• [Dataset content]:
↓
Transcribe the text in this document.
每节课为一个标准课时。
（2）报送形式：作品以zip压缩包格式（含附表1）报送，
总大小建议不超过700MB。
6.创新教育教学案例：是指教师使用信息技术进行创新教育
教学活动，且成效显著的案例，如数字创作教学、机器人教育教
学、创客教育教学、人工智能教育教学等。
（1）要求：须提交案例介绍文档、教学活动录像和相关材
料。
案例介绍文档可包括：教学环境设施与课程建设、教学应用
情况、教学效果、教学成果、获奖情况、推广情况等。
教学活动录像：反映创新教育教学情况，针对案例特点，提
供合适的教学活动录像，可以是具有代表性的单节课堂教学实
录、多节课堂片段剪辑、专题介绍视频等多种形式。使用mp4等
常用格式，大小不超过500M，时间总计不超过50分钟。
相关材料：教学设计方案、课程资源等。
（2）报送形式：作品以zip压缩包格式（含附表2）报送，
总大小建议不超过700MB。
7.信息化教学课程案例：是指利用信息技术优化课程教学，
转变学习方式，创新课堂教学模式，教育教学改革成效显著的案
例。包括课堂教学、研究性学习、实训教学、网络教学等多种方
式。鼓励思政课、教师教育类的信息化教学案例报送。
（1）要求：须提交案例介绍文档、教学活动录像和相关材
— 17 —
↑
• [Job]:
Identify each line holding the string "作品以zip压缩包格式", and copy it out.

• [Result]:
（2）报送形式：作品以zip压缩包格式（含附表1）报送，
（2）报送形式：作品以zip压缩包格式（含附表2）报送，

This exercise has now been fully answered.